═════ Data rows ═════

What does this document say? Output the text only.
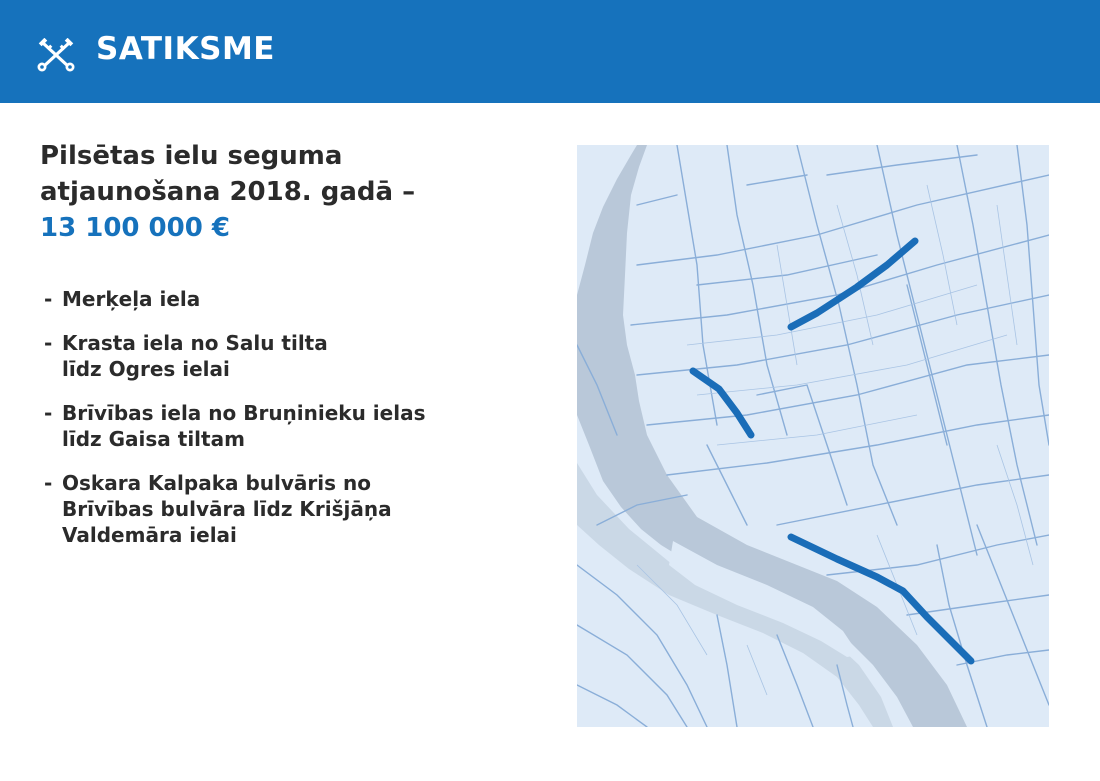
SATIKSME
Pilsētas ielu seguma
atjaunošana 2018. gadā –
13 100 000 €
- Merķeļa iela
- Krasta iela no Salu tilta
līdz Ogres ielai
- Brīvības iela no Bruņinieku ielas
līdz Gaisa tiltam
- Oskara Kalpaka bulvāris no
Brīvības bulvāra līdz Krišjāņa
Valdemāra ielai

═════

# Requirement:
Reproduce the records, all of them, word for word; omit the pictures.

# Solution to this task:
What does this document say? Output the text only.
SATIKSME
Pilsētas ielu seguma
atjaunošana 2018. gadā –
13 100 000 €
- Merķeļa iela
- Krasta iela no Salu tilta
līdz Ogres ielai
- Brīvības iela no Bruņinieku ielas
līdz Gaisa tiltam
- Oskara Kalpaka bulvāris no
Brīvības bulvāra līdz Krišjāņa
Valdemāra ielai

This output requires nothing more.